-------- Information provided

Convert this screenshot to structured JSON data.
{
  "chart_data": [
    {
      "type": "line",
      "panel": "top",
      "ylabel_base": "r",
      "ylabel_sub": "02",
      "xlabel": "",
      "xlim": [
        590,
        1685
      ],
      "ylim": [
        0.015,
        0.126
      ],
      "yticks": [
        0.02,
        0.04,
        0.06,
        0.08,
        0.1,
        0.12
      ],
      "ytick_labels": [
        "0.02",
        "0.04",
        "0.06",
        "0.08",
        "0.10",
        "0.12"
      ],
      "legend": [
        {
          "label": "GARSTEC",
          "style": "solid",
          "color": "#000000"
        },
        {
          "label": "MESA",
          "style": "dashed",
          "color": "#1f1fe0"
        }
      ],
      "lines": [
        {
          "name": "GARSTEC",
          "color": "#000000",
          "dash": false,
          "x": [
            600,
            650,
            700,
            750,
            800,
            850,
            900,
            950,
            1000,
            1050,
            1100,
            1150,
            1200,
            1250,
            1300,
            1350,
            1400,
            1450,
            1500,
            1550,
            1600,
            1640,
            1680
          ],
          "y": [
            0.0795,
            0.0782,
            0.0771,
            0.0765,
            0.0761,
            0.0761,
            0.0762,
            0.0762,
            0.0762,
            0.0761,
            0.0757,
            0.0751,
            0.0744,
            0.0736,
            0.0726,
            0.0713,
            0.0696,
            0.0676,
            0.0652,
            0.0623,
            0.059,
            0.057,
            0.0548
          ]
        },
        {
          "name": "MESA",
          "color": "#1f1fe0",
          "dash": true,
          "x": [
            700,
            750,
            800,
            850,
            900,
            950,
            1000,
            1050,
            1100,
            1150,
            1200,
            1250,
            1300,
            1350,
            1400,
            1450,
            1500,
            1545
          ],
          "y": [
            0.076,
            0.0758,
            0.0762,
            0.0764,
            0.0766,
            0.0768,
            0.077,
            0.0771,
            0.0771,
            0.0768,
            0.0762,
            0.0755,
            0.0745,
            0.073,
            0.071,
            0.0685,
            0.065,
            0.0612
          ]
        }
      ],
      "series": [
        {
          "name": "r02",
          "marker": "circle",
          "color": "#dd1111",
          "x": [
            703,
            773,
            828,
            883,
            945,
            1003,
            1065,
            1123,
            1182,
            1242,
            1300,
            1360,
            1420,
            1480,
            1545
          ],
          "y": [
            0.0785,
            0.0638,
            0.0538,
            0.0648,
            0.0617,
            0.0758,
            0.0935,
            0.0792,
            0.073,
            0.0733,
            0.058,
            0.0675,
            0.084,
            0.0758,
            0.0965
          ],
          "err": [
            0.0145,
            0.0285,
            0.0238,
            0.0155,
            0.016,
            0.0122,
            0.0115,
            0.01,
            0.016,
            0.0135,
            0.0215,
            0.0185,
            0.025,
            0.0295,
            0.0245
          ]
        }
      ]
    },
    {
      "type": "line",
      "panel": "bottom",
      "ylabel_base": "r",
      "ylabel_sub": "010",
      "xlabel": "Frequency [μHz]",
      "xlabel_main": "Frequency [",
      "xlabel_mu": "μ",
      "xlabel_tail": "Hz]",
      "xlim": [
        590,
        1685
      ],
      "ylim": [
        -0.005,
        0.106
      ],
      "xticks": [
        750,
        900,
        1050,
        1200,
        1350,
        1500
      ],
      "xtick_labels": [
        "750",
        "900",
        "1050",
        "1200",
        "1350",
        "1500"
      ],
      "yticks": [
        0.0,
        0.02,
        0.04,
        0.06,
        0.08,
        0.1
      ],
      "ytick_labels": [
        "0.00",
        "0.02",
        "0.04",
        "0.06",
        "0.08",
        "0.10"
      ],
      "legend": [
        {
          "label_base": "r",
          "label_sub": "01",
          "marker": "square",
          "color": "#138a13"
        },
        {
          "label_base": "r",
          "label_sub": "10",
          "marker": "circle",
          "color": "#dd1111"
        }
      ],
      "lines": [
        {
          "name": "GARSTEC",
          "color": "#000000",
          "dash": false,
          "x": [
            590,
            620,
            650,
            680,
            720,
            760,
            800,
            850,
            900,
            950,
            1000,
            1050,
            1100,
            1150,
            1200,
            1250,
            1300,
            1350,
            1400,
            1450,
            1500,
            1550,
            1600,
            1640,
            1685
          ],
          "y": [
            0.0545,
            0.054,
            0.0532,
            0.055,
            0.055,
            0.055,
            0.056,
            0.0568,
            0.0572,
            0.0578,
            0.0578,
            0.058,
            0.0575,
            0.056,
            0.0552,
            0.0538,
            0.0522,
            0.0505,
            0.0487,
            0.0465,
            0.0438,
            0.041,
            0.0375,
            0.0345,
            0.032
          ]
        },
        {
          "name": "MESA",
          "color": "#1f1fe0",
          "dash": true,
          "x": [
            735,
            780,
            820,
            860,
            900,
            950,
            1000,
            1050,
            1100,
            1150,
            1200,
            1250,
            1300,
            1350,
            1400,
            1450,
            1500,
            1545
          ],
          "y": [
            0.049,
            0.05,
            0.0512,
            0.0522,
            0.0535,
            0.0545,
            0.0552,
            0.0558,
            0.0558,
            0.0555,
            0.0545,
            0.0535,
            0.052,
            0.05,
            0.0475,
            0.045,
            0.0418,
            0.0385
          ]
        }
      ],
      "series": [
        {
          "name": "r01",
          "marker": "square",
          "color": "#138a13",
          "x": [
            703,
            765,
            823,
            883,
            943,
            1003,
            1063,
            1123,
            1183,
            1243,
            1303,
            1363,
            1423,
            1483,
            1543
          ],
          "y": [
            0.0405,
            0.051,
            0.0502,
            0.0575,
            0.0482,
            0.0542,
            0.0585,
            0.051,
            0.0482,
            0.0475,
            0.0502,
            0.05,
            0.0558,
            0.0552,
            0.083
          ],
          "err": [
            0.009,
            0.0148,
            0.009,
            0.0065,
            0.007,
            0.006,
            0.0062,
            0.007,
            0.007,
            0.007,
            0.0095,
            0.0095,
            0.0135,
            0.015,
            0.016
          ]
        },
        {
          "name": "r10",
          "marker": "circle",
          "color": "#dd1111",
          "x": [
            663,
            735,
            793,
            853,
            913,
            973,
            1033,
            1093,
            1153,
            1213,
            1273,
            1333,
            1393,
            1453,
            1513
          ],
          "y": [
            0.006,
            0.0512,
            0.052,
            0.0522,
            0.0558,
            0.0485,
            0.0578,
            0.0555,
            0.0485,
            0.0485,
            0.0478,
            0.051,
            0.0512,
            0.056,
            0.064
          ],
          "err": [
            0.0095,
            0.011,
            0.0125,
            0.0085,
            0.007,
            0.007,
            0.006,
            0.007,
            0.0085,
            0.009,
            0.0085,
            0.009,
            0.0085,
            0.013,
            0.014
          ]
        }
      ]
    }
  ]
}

----------------

■ Task statement ■
Check every line of the data above for the string "color", and copy those that have it.

■ Worked answer ■
          "color": "#000000"
          "color": "#1f1fe0"
          "color": "#000000",
          "color": "#1f1fe0",
          "color": "#dd1111",
          "color": "#138a13"
          "color": "#dd1111"
          "color": "#000000",
          "color": "#1f1fe0",
          "color": "#138a13",
          "color": "#dd1111",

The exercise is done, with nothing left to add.